▸ Work required: Check each line for the word "balance" and give how many have it. Say nothing else.

▸ Records to use:
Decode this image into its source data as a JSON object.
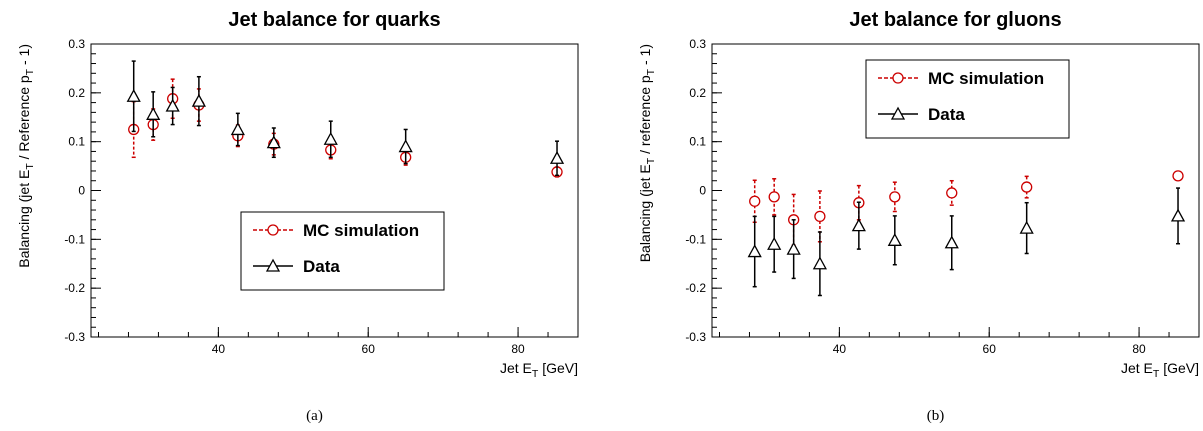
{
  "chart_data": [
    {
      "type": "scatter",
      "title": "Jet balance for quarks",
      "xlabel": "Jet E_T [GeV]",
      "ylabel": "Balancing (jet E_T / Reference p_T  -  1)",
      "xlim": [
        23,
        88
      ],
      "ylim": [
        -0.3,
        0.3
      ],
      "xticks": [
        "40",
        "60",
        "80"
      ],
      "yticks": [
        "-0.3",
        "-0.2",
        "-0.1",
        "0",
        "0.1",
        "0.2",
        "0.3"
      ],
      "grid": false,
      "legend_position": "bottom-center",
      "caption": "(a)",
      "series": [
        {
          "name": "MC simulation",
          "color": "#cc0000",
          "marker": "circle",
          "line_style": "dashed",
          "x": [
            28.7,
            31.3,
            33.9,
            37.4,
            42.6,
            47.4,
            55.0,
            65.0,
            85.2
          ],
          "y": [
            0.125,
            0.135,
            0.188,
            0.175,
            0.112,
            0.095,
            0.083,
            0.068,
            0.038
          ],
          "err": [
            0.057,
            0.032,
            0.04,
            0.033,
            0.022,
            0.022,
            0.018,
            0.016,
            0.01
          ]
        },
        {
          "name": "Data",
          "color": "#000000",
          "marker": "triangle",
          "line_style": "solid",
          "x": [
            28.7,
            31.3,
            33.9,
            37.4,
            42.6,
            47.4,
            55.0,
            65.0,
            85.2
          ],
          "y": [
            0.193,
            0.156,
            0.173,
            0.183,
            0.125,
            0.098,
            0.105,
            0.09,
            0.066
          ],
          "err": [
            0.072,
            0.046,
            0.038,
            0.05,
            0.033,
            0.03,
            0.037,
            0.035,
            0.035
          ]
        }
      ]
    },
    {
      "type": "scatter",
      "title": "Jet balance for gluons",
      "xlabel": "Jet E_T [GeV]",
      "ylabel": "Balancing (jet E_T / reference p_T  -  1)",
      "xlim": [
        23,
        88
      ],
      "ylim": [
        -0.3,
        0.3
      ],
      "xticks": [
        "40",
        "60",
        "80"
      ],
      "yticks": [
        "-0.3",
        "-0.2",
        "-0.1",
        "0",
        "0.1",
        "0.2",
        "0.3"
      ],
      "grid": false,
      "legend_position": "top-center",
      "caption": "(b)",
      "series": [
        {
          "name": "MC simulation",
          "color": "#cc0000",
          "marker": "circle",
          "line_style": "dashed",
          "x": [
            28.7,
            31.3,
            33.9,
            37.4,
            42.6,
            47.4,
            55.0,
            65.0,
            85.2
          ],
          "y": [
            -0.022,
            -0.013,
            -0.06,
            -0.053,
            -0.025,
            -0.013,
            -0.005,
            0.007,
            0.03
          ],
          "err": [
            0.043,
            0.037,
            0.052,
            0.052,
            0.035,
            0.03,
            0.025,
            0.022,
            0.005
          ]
        },
        {
          "name": "Data",
          "color": "#000000",
          "marker": "triangle",
          "line_style": "solid",
          "x": [
            28.7,
            31.3,
            33.9,
            37.4,
            42.6,
            47.4,
            55.0,
            65.0,
            85.2
          ],
          "y": [
            -0.125,
            -0.11,
            -0.12,
            -0.15,
            -0.072,
            -0.102,
            -0.107,
            -0.077,
            -0.052
          ],
          "err": [
            0.072,
            0.057,
            0.06,
            0.065,
            0.048,
            0.05,
            0.055,
            0.052,
            0.057
          ]
        }
      ]
    }
  ]
}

▸ Complete response: 2